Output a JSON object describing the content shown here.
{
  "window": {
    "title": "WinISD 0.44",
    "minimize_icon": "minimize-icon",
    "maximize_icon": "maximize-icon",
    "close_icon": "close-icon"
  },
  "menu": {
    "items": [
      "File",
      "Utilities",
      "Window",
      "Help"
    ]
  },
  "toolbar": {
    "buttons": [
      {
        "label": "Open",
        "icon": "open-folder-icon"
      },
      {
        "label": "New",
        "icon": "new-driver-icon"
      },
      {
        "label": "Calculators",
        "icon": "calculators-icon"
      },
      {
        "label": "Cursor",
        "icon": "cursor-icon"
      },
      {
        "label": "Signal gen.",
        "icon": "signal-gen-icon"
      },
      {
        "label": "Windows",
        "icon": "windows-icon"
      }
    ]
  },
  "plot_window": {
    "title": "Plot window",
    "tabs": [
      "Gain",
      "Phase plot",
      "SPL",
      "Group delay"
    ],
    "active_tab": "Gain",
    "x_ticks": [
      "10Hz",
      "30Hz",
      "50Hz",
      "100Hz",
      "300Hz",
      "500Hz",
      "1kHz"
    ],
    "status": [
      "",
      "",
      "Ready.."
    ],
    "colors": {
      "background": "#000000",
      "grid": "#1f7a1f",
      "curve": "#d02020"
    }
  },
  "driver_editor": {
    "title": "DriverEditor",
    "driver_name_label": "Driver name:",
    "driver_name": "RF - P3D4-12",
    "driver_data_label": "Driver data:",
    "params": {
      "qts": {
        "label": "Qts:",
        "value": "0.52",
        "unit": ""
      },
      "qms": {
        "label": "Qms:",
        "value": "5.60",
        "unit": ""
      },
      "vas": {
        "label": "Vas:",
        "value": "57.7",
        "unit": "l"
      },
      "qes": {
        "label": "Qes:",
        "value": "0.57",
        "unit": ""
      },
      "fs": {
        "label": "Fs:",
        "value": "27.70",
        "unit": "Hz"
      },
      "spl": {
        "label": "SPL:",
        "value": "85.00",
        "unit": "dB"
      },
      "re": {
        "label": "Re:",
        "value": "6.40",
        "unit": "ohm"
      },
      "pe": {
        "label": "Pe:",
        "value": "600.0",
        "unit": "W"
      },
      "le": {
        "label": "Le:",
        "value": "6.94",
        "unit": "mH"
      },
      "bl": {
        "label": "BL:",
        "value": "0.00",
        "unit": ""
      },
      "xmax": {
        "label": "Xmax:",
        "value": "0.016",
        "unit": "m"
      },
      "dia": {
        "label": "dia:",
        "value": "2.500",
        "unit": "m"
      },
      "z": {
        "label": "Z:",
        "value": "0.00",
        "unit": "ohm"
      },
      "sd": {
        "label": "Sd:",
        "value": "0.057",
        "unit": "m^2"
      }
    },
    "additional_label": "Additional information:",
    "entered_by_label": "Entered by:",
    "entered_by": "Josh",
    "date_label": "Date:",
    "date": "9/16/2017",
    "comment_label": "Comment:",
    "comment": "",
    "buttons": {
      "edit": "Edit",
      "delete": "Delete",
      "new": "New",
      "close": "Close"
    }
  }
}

* * * * * * * * *

WRITTEN REQUEST ▸ Retype the listing exactly, in full.

RESULT OF THIS EXERCISE ▸
Output a JSON object describing the content shown here.
{
  "window": {
    "title": "WinISD 0.44",
    "minimize_icon": "minimize-icon",
    "maximize_icon": "maximize-icon",
    "close_icon": "close-icon"
  },
  "menu": {
    "items": [
      "File",
      "Utilities",
      "Window",
      "Help"
    ]
  },
  "toolbar": {
    "buttons": [
      {
        "label": "Open",
        "icon": "open-folder-icon"
      },
      {
        "label": "New",
        "icon": "new-driver-icon"
      },
      {
        "label": "Calculators",
        "icon": "calculators-icon"
      },
      {
        "label": "Cursor",
        "icon": "cursor-icon"
      },
      {
        "label": "Signal gen.",
        "icon": "signal-gen-icon"
      },
      {
        "label": "Windows",
        "icon": "windows-icon"
      }
    ]
  },
  "plot_window": {
    "title": "Plot window",
    "tabs": [
      "Gain",
      "Phase plot",
      "SPL",
      "Group delay"
    ],
    "active_tab": "Gain",
    "x_ticks": [
      "10Hz",
      "30Hz",
      "50Hz",
      "100Hz",
      "300Hz",
      "500Hz",
      "1kHz"
    ],
    "status": [
      "",
      "",
      "Ready.."
    ],
    "colors": {
      "background": "#000000",
      "grid": "#1f7a1f",
      "curve": "#d02020"
    }
  },
  "driver_editor": {
    "title": "DriverEditor",
    "driver_name_label": "Driver name:",
    "driver_name": "RF - P3D4-12",
    "driver_data_label": "Driver data:",
    "params": {
      "qts": {
        "label": "Qts:",
        "value": "0.52",
        "unit": ""
      },
      "qms": {
        "label": "Qms:",
        "value": "5.60",
        "unit": ""
      },
      "vas": {
        "label": "Vas:",
        "value": "57.7",
        "unit": "l"
      },
      "qes": {
        "label": "Qes:",
        "value": "0.57",
        "unit": ""
      },
      "fs": {
        "label": "Fs:",
        "value": "27.70",
        "unit": "Hz"
      },
      "spl": {
        "label": "SPL:",
        "value": "85.00",
        "unit": "dB"
      },
      "re": {
        "label": "Re:",
        "value": "6.40",
        "unit": "ohm"
      },
      "pe": {
        "label": "Pe:",
        "value": "600.0",
        "unit": "W"
      },
      "le": {
        "label": "Le:",
        "value": "6.94",
        "unit": "mH"
      },
      "bl": {
        "label": "BL:",
        "value": "0.00",
        "unit": ""
      },
      "xmax": {
        "label": "Xmax:",
        "value": "0.016",
        "unit": "m"
      },
      "dia": {
        "label": "dia:",
        "value": "2.500",
        "unit": "m"
      },
      "z": {
        "label": "Z:",
        "value": "0.00",
        "unit": "ohm"
      },
      "sd": {
        "label": "Sd:",
        "value": "0.057",
        "unit": "m^2"
      }
    },
    "additional_label": "Additional information:",
    "entered_by_label": "Entered by:",
    "entered_by": "Josh",
    "date_label": "Date:",
    "date": "9/16/2017",
    "comment_label": "Comment:",
    "comment": "",
    "buttons": {
      "edit": "Edit",
      "delete": "Delete",
      "new": "New",
      "close": "Close"
    }
  }
}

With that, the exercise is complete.